- [DOCUMENT TEXT]:
☆ ☆ ☆ ☆ ☆
Analogue Video Synthesizer 1: Colour which Taken from God is Manipulated by Synthesizer (#criticalwriting #RL)
colour is not merely for shines. it is a shine itself. a pure and uncoloured ray
in which there is a certain power and disposition on it. to stir up a sensation. colour is neither boring nor grumpy. in contrast to life that is indeed boring
and the brainer is (precisely) grumpy (?) colour is always happy. it transcends. it’s translucent on the dreamy imagery on the horizonless videory. not affected by boring discourse of the grumpy artist or curators or art critics. here lies the history of colour, of its synthesis of its imagery of its videory. of its machinery detach from the burden meaning of the syntax of semiotics. here lies the illusionary colour. dancing in every electron gunshot in a dreamy video. in the magnificence cathode-ray tube composed by a radical machine. by a radical software. by a video synthesizer. makes us jump into. a distorted form. colour is a big illusionist in the history of video.
The turning point of the video synthesizer began with the invention of a colour television or what Youngblood called this era the Paleocybernetics Age. The colour television developed from phosphorus-based technology, 75%, was composed of a Cathode Ray Tube (CRT) kinescope. At the same time, the inner screen is coated by a phosphor that highly reacts to the CRT’s electron beam, producing a scan pattern reaction and a radiant image. Television also adopts wavelengths which are modulated into analogue codes and shot through a phosphoric gun on the screen for stimulating coloured image.
The colour television initiated various experiments on the CRT with the ambition of turning the cathode into a canvas. They tried to create a synthesizer, by modifying kinescope, adding colour additives to fiddling with analogue codes of electromagnetic waves. Eric Siegel, the pioneer of video synthesizers, began developing the Processing Chrominance Synthesizer (PCS) in 1968. PCS was the first colorizer that separated black-and-white signals from cameras, cassettes, or broadcast signals; and added color to the signal. Siegel used PCS to make Psychedelavision in Color, exhibited at the Television as a Creative Medium exhibition at Howard Wise in May 1969. In the third part of Psychedelavision in Color, Einstine was remade after the exhibition because the electron files failed to be stored in the synthesizer.
☆ ☆ ☆ ☆ ☆
- [WRITTEN EXERCISE 1]:
According to the essay on analogue video synthesizers, who began developing the Processing Chrominance Synthesizer, and in what year?
- [WRITTEN EXERCISE 2]:
Pick up the essay on analogue video synthesizers after its final sentence and keep writing it.

- [GIVEN ENTRIES]:
☆ ☆ ☆ ☆ ☆
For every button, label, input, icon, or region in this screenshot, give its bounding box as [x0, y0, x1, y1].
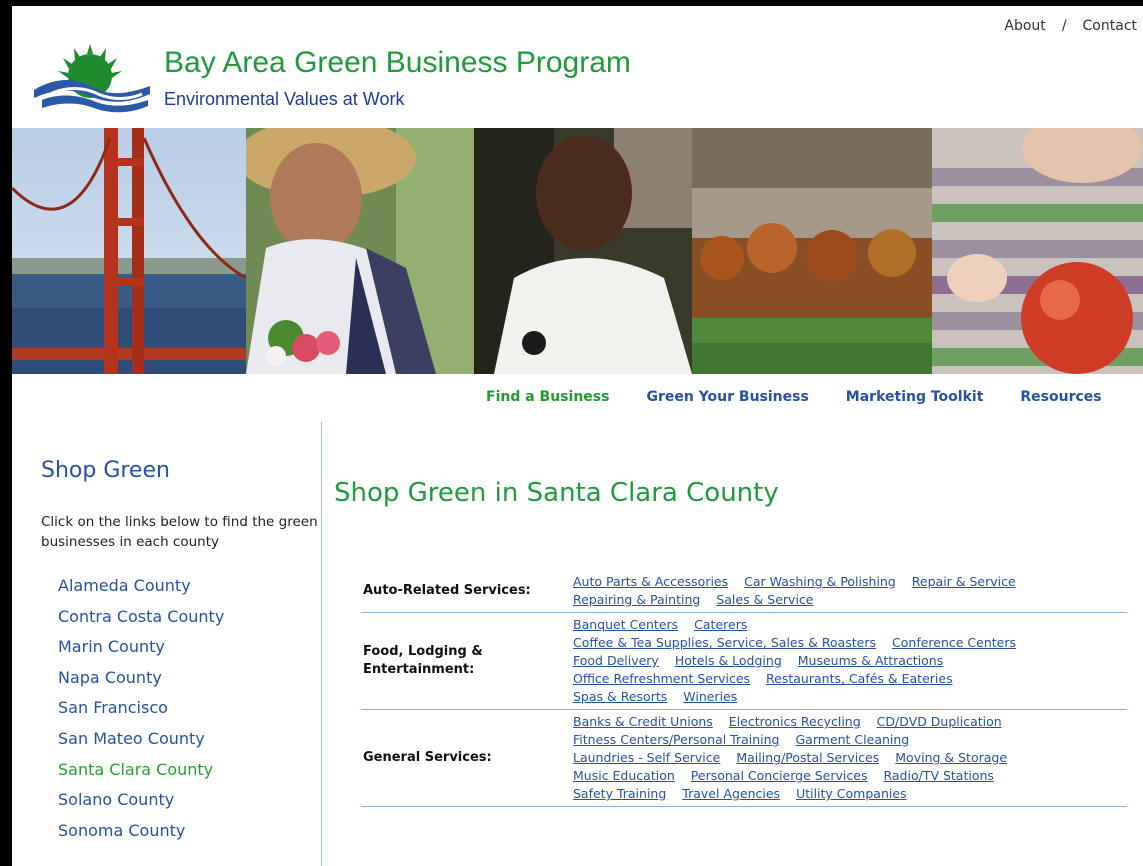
business-category-link[interactable]: Garment Cleaning	[796, 732, 910, 747]
business-category-link[interactable]: Sales & Service	[716, 592, 813, 607]
category-row: Auto-Related Services: Auto Parts & Acces…	[361, 570, 1127, 613]
link-line: Auto Parts & Accessories Car Washing & Po…	[573, 573, 1127, 591]
county-link[interactable]: Alameda County	[58, 573, 224, 604]
about-link[interactable]: About	[1004, 18, 1045, 34]
golden-gate-bridge-photo	[12, 128, 246, 374]
sidebar-intro: Click on the links below to find the gre…	[41, 514, 318, 550]
page-frame-top	[12, 0, 1143, 6]
county-link[interactable]: Napa County	[58, 665, 224, 696]
business-category-link[interactable]: Auto Parts & Accessories	[573, 574, 728, 589]
program-logo-icon[interactable]	[32, 38, 152, 118]
county-link[interactable]: Contra Costa County	[58, 604, 224, 635]
nav-green-your-business[interactable]: Green Your Business	[646, 389, 808, 405]
chef-photo	[474, 128, 692, 374]
category-links: Banks & Credit Unions Electronics Recycli…	[573, 710, 1127, 806]
page-frame-left	[0, 0, 12, 866]
link-line: Food Delivery Hotels & Lodging Museums & A…	[573, 652, 1127, 670]
woman-with-flowers-photo	[246, 128, 474, 374]
utility-links: About / Contact	[1004, 18, 1137, 34]
business-category-link[interactable]: Laundries - Self Service	[573, 750, 720, 765]
page-title: Shop Green in Santa Clara County	[334, 478, 779, 508]
business-category-link[interactable]: Car Washing & Polishing	[744, 574, 896, 589]
business-category-link[interactable]: Caterers	[694, 617, 747, 632]
business-category-link[interactable]: Repairing & Painting	[573, 592, 700, 607]
link-line: Banks & Credit Unions Electronics Recycli…	[573, 713, 1127, 731]
county-link[interactable]: Solano County	[58, 787, 224, 818]
link-line: Fitness Centers/Personal Training Garment…	[573, 731, 1127, 749]
business-category-link[interactable]: Food Delivery	[573, 653, 659, 668]
link-line: Repairing & Painting Sales & Service	[573, 591, 1127, 609]
county-link[interactable]: Santa Clara County	[58, 757, 224, 788]
banner-photo-strip	[12, 128, 1143, 374]
business-category-link[interactable]: Electronics Recycling	[729, 714, 861, 729]
business-category-link[interactable]: Hotels & Lodging	[675, 653, 782, 668]
link-line: Music Education Personal Concierge Servic…	[573, 767, 1127, 785]
business-category-link[interactable]: Utility Companies	[796, 786, 907, 801]
business-category-link[interactable]: Coffee & Tea Supplies, Service, Sales & …	[573, 635, 876, 650]
link-line: Safety Training Travel Agencies Utility Co…	[573, 785, 1127, 803]
category-links: Banquet Centers Caterers Coffee & Tea Supp…	[573, 613, 1127, 709]
business-category-link[interactable]: Banks & Credit Unions	[573, 714, 713, 729]
sidebar-title: Shop Green	[41, 458, 170, 483]
county-link[interactable]: San Francisco	[58, 695, 224, 726]
category-label-line: Entertainment:	[363, 662, 475, 677]
program-title[interactable]: Bay Area Green Business Program	[164, 46, 631, 80]
link-line: Office Refreshment Services Restaurants, …	[573, 670, 1127, 688]
business-category-link[interactable]: Safety Training	[573, 786, 666, 801]
link-line: Banquet Centers Caterers	[573, 616, 1127, 634]
nav-resources[interactable]: Resources	[1020, 389, 1101, 405]
program-tagline: Environmental Values at Work	[164, 89, 405, 109]
category-row: General Services: Banks & Credit Unions El…	[361, 710, 1127, 807]
link-line: Laundries - Self Service Mailing/Postal S…	[573, 749, 1127, 767]
category-label-line: Auto-Related Services:	[363, 583, 531, 598]
category-links: Auto Parts & Accessories Car Washing & Po…	[573, 570, 1127, 612]
category-label-line: General Services:	[363, 750, 492, 765]
county-link[interactable]: Sonoma County	[58, 818, 224, 849]
utility-separator: /	[1061, 18, 1067, 34]
business-category-link[interactable]: Museums & Attractions	[798, 653, 943, 668]
business-category-link[interactable]: Music Education	[573, 768, 675, 783]
business-category-link[interactable]: Repair & Service	[912, 574, 1016, 589]
business-category-link[interactable]: Wineries	[683, 689, 737, 704]
sidebar-divider	[321, 422, 322, 866]
business-category-link[interactable]: Mailing/Postal Services	[736, 750, 879, 765]
vineyard-photo	[692, 128, 932, 374]
nav-find-a-business[interactable]: Find a Business	[486, 389, 609, 405]
business-category-link[interactable]: Personal Concierge Services	[691, 768, 868, 783]
business-category-link[interactable]: Restaurants, Cafés & Eateries	[766, 671, 953, 686]
business-category-link[interactable]: CD/DVD Duplication	[877, 714, 1002, 729]
business-category-link[interactable]: Travel Agencies	[682, 786, 780, 801]
category-label: Food, Lodging & Entertainment:	[361, 613, 573, 709]
category-label: General Services:	[361, 710, 573, 806]
category-table: Auto-Related Services: Auto Parts & Acces…	[361, 570, 1127, 807]
nav-marketing-toolkit[interactable]: Marketing Toolkit	[846, 389, 984, 405]
category-label-line: Food, Lodging &	[363, 644, 483, 659]
county-link[interactable]: Marin County	[58, 634, 224, 665]
link-line: Coffee & Tea Supplies, Service, Sales & …	[573, 634, 1127, 652]
contact-link[interactable]: Contact	[1083, 18, 1137, 34]
county-link[interactable]: San Mateo County	[58, 726, 224, 757]
county-list: Alameda County Contra Costa County Marin C…	[58, 573, 224, 848]
link-line: Spas & Resorts Wineries	[573, 688, 1127, 706]
child-with-apple-photo	[932, 128, 1143, 374]
category-row: Food, Lodging & Entertainment: Banquet Cen…	[361, 613, 1127, 710]
category-label: Auto-Related Services:	[361, 570, 573, 612]
business-category-link[interactable]: Fitness Centers/Personal Training	[573, 732, 780, 747]
business-category-link[interactable]: Radio/TV Stations	[883, 768, 993, 783]
business-category-link[interactable]: Spas & Resorts	[573, 689, 667, 704]
business-category-link[interactable]: Moving & Storage	[895, 750, 1007, 765]
business-category-link[interactable]: Conference Centers	[892, 635, 1016, 650]
business-category-link[interactable]: Banquet Centers	[573, 617, 678, 632]
business-category-link[interactable]: Office Refreshment Services	[573, 671, 750, 686]
main-navigation: Find a Business Green Your Business Market…	[486, 389, 1102, 405]
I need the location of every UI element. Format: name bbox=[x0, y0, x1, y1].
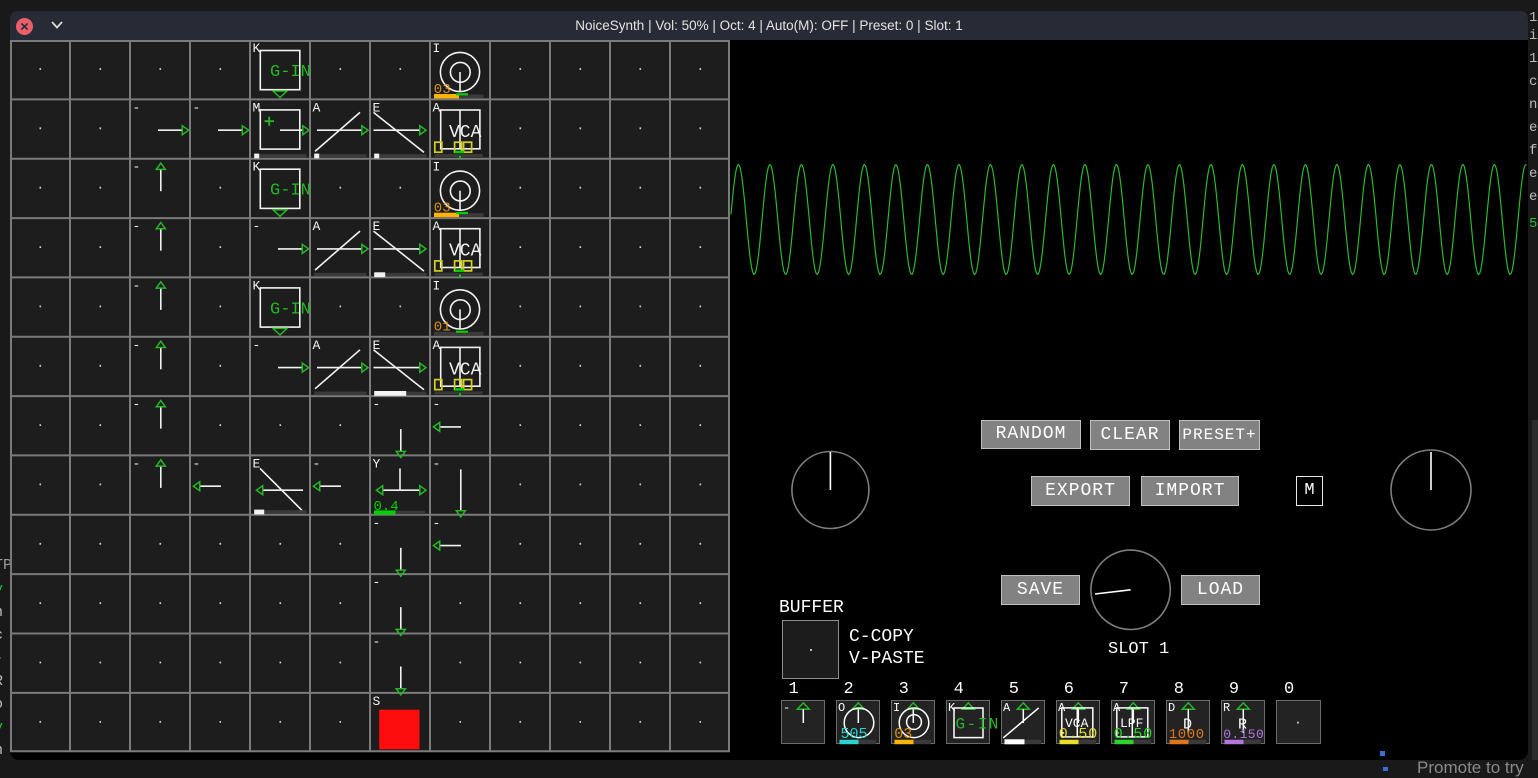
☆ ☆ ☆ ☆ ☆
- [RESULT 1]:
Eric Siegel began developing it in 1968.

- [RESULT 2]:
The remake version of Einstine used coloured video feedback recordings to create psychedelic effects. Einstein’s image was set in blue, purplish red, and green, which dissolved into a burst of new colours, the occasional turmoil of orange and overflowing red distorted the image. The colours moved wildly along with the Rimsky-Korsakov music.
“Psychedelavision is my attempt at video mind expansion. A new science must be created which can reach the inner core of human beings. One of the most important tools in this new science will be television… The American Dream no longer is evolving. It’s in a state of decay. Television must be liberated.” (Youngblood, 1970, p.361)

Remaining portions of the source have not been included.